____ Supplied material

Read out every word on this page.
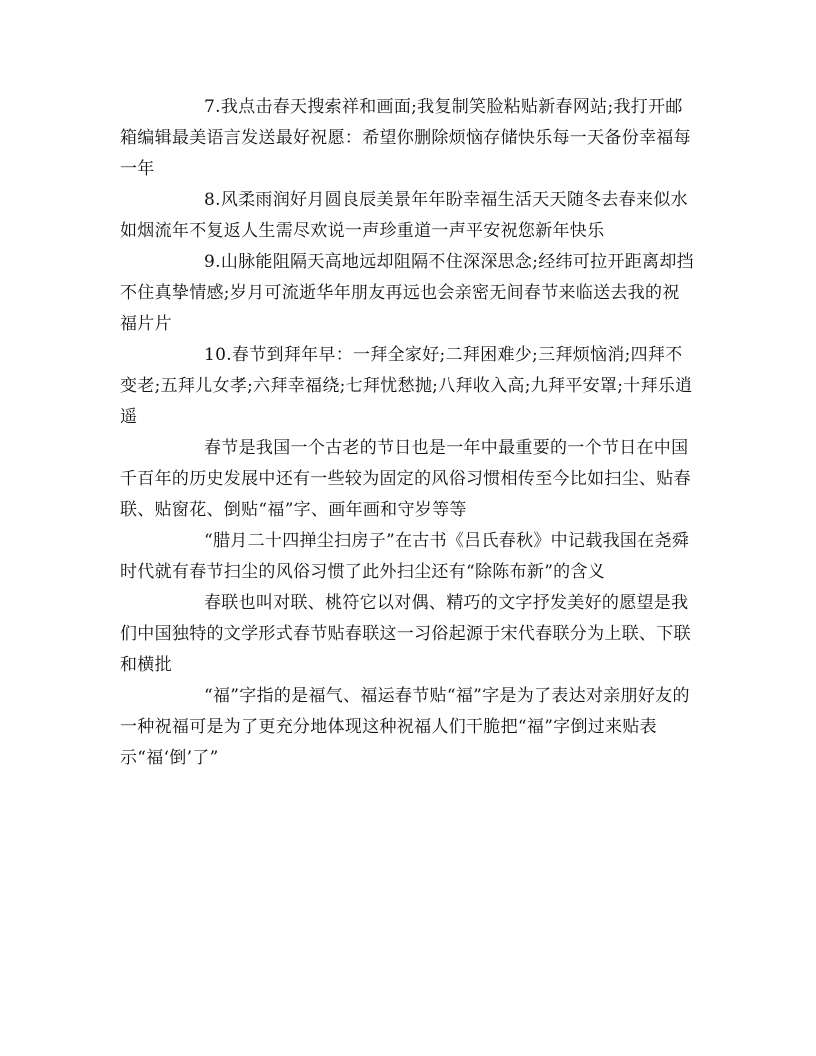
7.我点击春天搜索祥和画面;我复制笑脸粘贴新春网站;我打开邮箱编辑最美语言发送最好祝愿：希望你删除烦恼存储快乐每一天备份幸福每一年

8.风柔雨润好月圆良辰美景年年盼幸福生活天天随冬去春来似水如烟流年不复返人生需尽欢说一声珍重道一声平安祝您新年快乐

9.山脉能阻隔天高地远却阻隔不住深深思念;经纬可拉开距离却挡不住真挚情感;岁月可流逝华年朋友再远也会亲密无间春节来临送去我的祝福片片

10.春节到拜年早：一拜全家好;二拜困难少;三拜烦恼消;四拜不变老;五拜儿女孝;六拜幸福绕;七拜忧愁抛;八拜收入高;九拜平安罩;十拜乐逍遥

春节是我国一个古老的节日也是一年中最重要的一个节日在中国千百年的历史发展中还有一些较为固定的风俗习惯相传至今比如扫尘、贴春联、贴窗花、倒贴“福”字、画年画和守岁等等

“腊月二十四掸尘扫房子”在古书《吕氏春秋》中记载我国在尧舜时代就有春节扫尘的风俗习惯了此外扫尘还有“除陈布新”的含义

春联也叫对联、桃符它以对偶、精巧的文字抒发美好的愿望是我们中国独特的文学形式春节贴春联这一习俗起源于宋代春联分为上联、下联和横批

“福”字指的是福气、福运春节贴“福”字是为了表达对亲朋好友的一种祝福可是为了更充分地体现这种祝福人们干脆把“福”字倒过来贴表示“福‘倒’了”
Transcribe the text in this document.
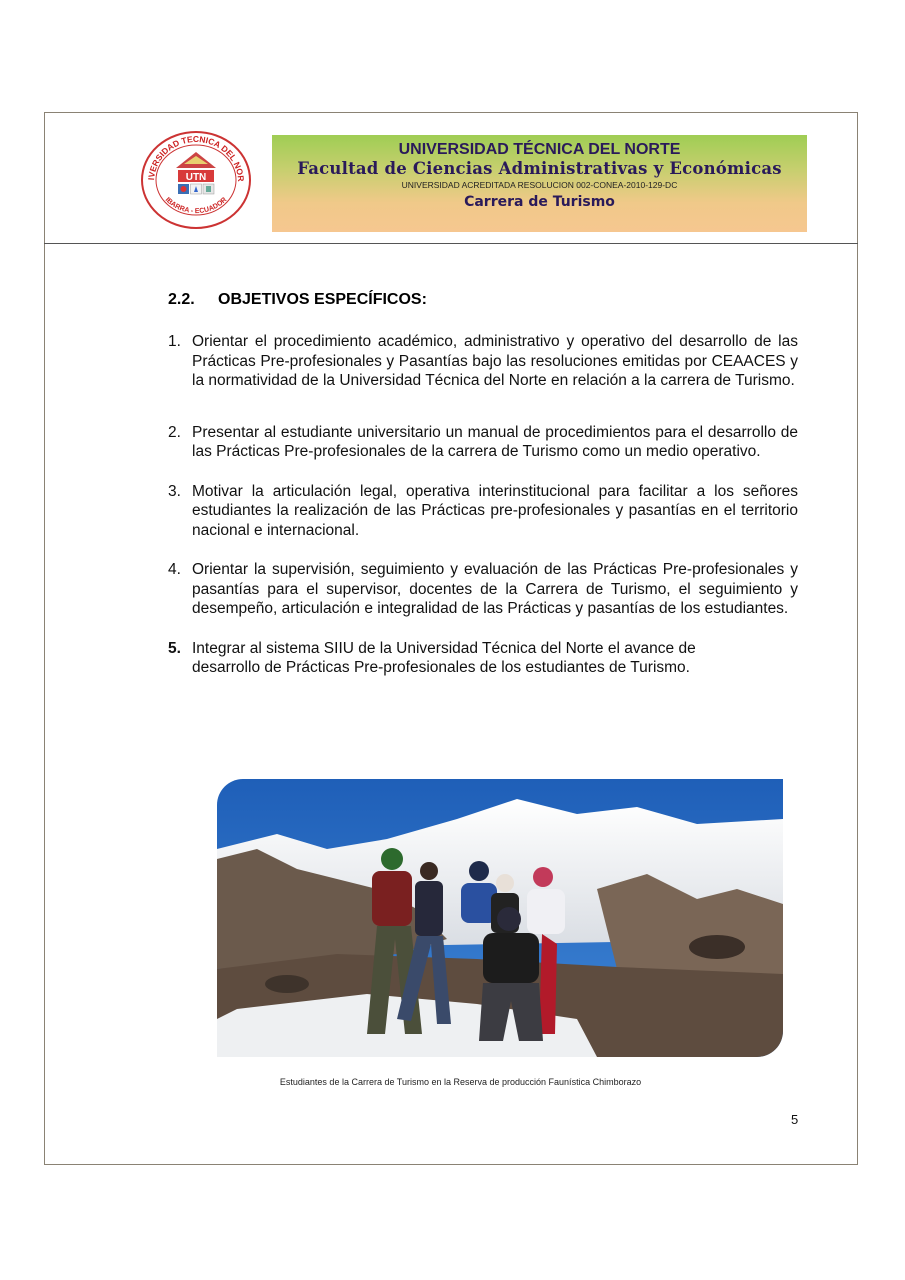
IVERSIDAD TECNICA DEL NOR
IBARRA - ECUADOR
UTN
UNIVERSIDAD TÉCNICA DEL NORTE
Facultad de Ciencias Administrativas y Económicas
UNIVERSIDAD ACREDITADA RESOLUCION 002-CONEA-2010-129-DC
Carrera de Turismo
2.2. OBJETIVOS ESPECÍFICOS:
1. Orientar el procedimiento académico, administrativo y operativo del desarrollo de las Prácticas Pre-profesionales y Pasantías bajo las resoluciones emitidas por CEAACES y la normatividad de la Universidad Técnica del Norte en relación a la carrera de Turismo.
2. Presentar al estudiante universitario un manual de procedimientos para el desarrollo de las Prácticas Pre-profesionales de la carrera de Turismo como un medio operativo.
3. Motivar la articulación legal, operativa interinstitucional para facilitar a los señores estudiantes la realización de las Prácticas pre-profesionales y pasantías en el territorio nacional e internacional.
4. Orientar la supervisión, seguimiento y evaluación de las Prácticas Pre-profesionales y pasantías para el supervisor, docentes de la Carrera de Turismo, el seguimiento y desempeño, articulación e integralidad de las Prácticas y pasantías de los estudiantes.
5. Integrar al sistema SIIU de la Universidad Técnica del Norte el avance de desarrollo de Prácticas Pre-profesionales de los estudiantes de Turismo.
Estudiantes de la Carrera de Turismo en la Reserva de producción Faunística Chimborazo
5
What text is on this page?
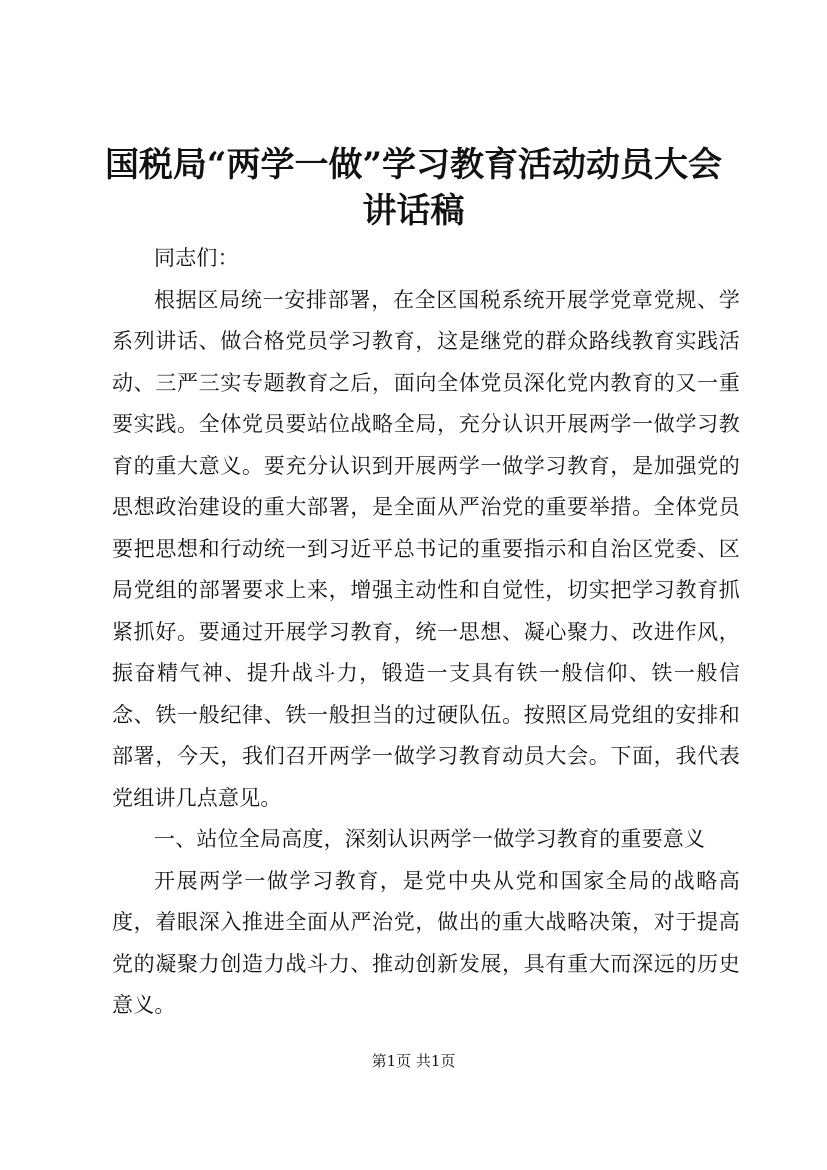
国税局“两学一做”学习教育活动动员大会讲话稿

同志们：

根据区局统一安排部署，在全区国税系统开展学党章党规、学系列讲话、做合格党员学习教育，这是继党的群众路线教育实践活动、三严三实专题教育之后，面向全体党员深化党内教育的又一重要实践。全体党员要站位战略全局，充分认识开展两学一做学习教育的重大意义。要充分认识到开展两学一做学习教育，是加强党的思想政治建设的重大部署，是全面从严治党的重要举措。全体党员要把思想和行动统一到习近平总书记的重要指示和自治区党委、区局党组的部署要求上来，增强主动性和自觉性，切实把学习教育抓紧抓好。要通过开展学习教育，统一思想、凝心聚力、改进作风，振奋精气神、提升战斗力，锻造一支具有铁一般信仰、铁一般信念、铁一般纪律、铁一般担当的过硬队伍。按照区局党组的安排和部署，今天，我们召开两学一做学习教育动员大会。下面，我代表党组讲几点意见。

一、站位全局高度，深刻认识两学一做学习教育的重要意义

开展两学一做学习教育，是党中央从党和国家全局的战略高度，着眼深入推进全面从严治党，做出的重大战略决策，对于提高党的凝聚力创造力战斗力、推动创新发展，具有重大而深远的历史意义。

第1页 共1页
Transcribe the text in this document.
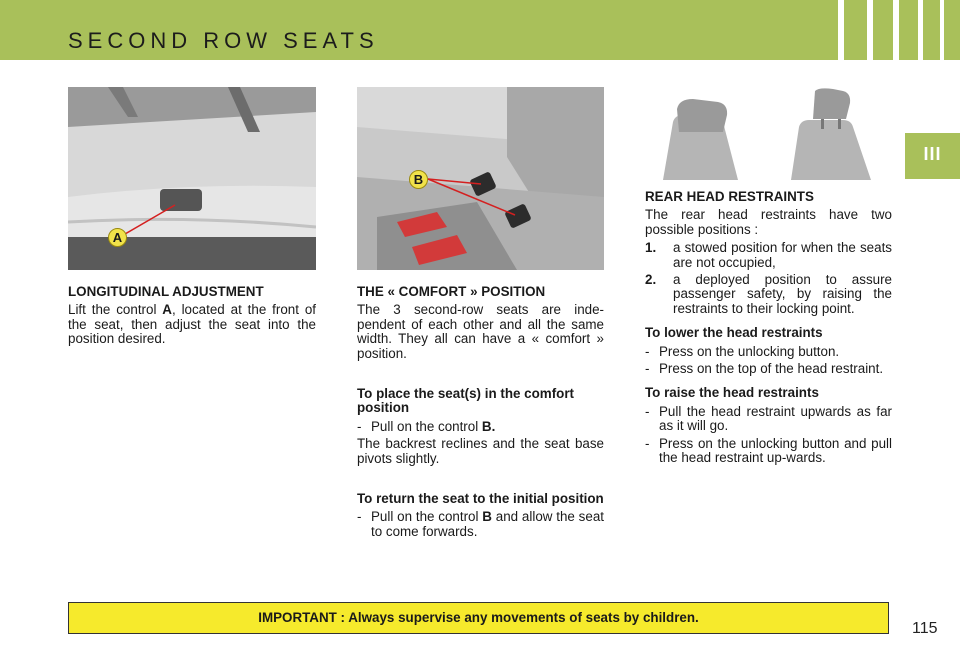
SECOND ROW SEATS
III
A
B
LONGITUDINAL ADJUSTMENT

Lift the control A, located at the front of the seat, then adjust the seat into the position desired.

THE « COMFORT » POSITION

The 3 second-row seats are inde-pendent of each other and all the same width. They all can have a « comfort » position.

To place the seat(s) in the comfort position
- Pull on the control B.

The backrest reclines and the seat base pivots slightly.

To return the seat to the initial position
- Pull on the control B and allow the seat to come forwards.
REAR HEAD RESTRAINTS

The rear head restraints have two possible positions :

1.	a stowed position for when the seats are not occupied,
2.	a deployed position to assure passenger safety, by raising the restraints to their locking point.
To lower the head restraints
- Press on the unlocking button.
- Press on the top of the head restraint.
To raise the head restraints
- Pull the head restraint upwards as far as it will go.
- Press on the unlocking button and pull the head restraint up-wards.
IMPORTANT : Always supervise any movements of seats by children.
115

________

## Requirement
Determine the number of lines in the data that contain "button" as a word or string, and state only that number.

## Exercise response
2